[Items from a data source]
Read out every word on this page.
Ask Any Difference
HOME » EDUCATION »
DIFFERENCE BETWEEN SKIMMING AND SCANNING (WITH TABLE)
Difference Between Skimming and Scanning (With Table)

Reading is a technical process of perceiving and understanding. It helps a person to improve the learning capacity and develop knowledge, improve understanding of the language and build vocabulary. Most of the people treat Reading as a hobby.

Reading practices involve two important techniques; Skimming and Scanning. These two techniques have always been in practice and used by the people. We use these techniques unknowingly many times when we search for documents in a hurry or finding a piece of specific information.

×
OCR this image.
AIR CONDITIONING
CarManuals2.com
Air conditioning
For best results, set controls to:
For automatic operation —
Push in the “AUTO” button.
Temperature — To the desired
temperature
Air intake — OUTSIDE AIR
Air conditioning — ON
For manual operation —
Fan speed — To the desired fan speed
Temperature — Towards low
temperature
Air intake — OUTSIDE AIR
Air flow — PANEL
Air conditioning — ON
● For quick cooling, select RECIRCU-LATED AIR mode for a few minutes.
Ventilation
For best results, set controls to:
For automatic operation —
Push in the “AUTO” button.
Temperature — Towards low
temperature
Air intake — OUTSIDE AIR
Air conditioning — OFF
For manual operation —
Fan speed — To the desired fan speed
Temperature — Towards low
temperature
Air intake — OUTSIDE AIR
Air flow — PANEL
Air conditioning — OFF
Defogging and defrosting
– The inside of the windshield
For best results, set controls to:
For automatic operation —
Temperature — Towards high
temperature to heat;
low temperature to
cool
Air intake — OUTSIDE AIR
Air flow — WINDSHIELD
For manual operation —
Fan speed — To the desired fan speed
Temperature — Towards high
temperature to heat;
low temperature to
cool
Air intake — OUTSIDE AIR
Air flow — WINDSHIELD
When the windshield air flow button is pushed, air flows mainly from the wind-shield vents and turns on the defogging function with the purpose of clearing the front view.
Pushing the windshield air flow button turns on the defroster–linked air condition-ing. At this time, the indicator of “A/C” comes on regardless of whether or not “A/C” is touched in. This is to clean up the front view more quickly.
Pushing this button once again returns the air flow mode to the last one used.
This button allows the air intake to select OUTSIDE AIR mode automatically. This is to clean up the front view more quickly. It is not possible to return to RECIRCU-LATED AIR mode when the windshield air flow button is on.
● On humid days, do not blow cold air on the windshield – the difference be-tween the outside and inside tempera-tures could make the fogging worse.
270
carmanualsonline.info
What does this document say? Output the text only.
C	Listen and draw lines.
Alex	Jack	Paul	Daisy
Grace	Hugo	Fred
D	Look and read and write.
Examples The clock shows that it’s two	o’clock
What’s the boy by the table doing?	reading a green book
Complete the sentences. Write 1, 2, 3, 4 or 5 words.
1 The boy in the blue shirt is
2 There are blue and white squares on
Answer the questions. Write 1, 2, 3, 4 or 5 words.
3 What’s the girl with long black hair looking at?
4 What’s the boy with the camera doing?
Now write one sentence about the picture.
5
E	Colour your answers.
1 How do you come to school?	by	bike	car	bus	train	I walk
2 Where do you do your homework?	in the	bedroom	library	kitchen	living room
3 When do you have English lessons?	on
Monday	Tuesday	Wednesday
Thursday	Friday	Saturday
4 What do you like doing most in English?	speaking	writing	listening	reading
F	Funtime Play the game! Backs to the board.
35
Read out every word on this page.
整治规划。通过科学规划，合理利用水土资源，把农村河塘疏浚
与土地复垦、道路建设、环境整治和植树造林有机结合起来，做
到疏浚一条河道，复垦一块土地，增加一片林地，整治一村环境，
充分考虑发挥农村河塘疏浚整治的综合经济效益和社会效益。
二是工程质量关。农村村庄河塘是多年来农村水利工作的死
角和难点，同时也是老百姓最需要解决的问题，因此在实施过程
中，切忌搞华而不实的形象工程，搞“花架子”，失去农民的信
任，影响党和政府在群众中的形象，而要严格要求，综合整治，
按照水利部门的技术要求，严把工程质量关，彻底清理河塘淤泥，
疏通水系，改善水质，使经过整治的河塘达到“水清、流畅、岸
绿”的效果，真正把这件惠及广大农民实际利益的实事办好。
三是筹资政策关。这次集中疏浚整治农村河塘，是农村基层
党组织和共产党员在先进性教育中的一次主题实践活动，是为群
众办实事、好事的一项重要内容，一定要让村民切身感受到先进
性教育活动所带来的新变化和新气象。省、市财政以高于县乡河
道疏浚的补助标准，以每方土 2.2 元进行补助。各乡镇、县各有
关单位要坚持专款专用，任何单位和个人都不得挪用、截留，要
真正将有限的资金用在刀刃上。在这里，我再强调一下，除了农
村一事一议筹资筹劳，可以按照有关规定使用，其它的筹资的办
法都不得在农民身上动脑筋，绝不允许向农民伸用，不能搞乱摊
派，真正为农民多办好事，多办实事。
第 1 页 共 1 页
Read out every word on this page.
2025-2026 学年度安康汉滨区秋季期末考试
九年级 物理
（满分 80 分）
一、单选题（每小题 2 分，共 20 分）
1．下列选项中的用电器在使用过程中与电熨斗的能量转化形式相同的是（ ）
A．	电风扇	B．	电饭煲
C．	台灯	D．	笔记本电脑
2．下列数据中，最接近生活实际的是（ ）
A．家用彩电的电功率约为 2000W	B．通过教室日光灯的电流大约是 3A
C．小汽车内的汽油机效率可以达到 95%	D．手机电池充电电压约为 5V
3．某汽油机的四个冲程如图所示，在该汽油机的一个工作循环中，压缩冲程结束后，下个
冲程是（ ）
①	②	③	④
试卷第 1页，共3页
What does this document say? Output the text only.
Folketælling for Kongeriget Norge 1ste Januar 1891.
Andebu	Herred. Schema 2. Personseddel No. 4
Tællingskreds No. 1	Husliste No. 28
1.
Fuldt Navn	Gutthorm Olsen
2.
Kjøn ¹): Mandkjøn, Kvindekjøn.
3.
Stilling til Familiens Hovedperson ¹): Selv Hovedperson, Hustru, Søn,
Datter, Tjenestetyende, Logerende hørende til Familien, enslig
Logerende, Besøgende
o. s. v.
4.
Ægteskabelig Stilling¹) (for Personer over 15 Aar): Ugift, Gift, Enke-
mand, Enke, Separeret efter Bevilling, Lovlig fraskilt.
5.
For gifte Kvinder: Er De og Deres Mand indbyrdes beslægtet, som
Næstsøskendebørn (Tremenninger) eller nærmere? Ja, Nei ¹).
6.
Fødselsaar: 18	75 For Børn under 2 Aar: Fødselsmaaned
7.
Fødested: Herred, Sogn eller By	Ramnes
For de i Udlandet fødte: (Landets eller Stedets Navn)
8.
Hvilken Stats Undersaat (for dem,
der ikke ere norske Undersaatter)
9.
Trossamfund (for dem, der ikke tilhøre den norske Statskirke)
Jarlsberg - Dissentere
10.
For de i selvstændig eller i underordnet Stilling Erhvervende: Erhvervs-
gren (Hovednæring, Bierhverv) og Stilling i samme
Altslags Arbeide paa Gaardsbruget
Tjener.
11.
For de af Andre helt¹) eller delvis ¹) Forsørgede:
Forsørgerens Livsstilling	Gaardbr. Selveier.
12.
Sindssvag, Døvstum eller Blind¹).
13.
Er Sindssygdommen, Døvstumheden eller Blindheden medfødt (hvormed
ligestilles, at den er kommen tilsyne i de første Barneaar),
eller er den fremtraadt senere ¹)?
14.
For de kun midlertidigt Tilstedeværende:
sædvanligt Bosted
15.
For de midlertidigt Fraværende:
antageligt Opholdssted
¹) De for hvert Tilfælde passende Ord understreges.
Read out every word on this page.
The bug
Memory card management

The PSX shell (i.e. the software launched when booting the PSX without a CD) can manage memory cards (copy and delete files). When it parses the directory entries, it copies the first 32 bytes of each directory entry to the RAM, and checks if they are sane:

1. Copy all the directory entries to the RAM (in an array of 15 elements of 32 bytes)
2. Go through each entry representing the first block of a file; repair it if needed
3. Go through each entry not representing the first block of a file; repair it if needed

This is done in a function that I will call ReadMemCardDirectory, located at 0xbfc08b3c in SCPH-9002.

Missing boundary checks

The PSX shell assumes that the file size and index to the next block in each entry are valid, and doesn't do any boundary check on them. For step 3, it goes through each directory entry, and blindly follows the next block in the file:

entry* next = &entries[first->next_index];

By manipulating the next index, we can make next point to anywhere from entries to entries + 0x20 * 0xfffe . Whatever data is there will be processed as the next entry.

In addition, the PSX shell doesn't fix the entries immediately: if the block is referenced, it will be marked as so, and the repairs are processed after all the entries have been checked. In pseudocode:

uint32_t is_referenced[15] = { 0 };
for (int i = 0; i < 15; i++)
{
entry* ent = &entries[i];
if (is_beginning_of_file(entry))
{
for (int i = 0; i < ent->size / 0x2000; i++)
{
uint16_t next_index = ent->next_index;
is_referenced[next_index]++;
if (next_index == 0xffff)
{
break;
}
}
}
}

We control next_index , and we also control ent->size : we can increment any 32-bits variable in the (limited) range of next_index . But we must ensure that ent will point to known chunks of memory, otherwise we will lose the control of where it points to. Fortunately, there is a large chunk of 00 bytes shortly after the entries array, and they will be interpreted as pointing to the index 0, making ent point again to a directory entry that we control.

● GIVEN PROBLEM: Show each line holding the word "used".

● FINAL RESULT:
Reading practices involve two important techniques; Skimming and Scanning. These two techniques have always been in practice and used by the people. We use these techniques unknowingly many times when we search for documents in a hurry or finding a piece of specific information.
Pushing this button once again returns the air flow mode to the last one used.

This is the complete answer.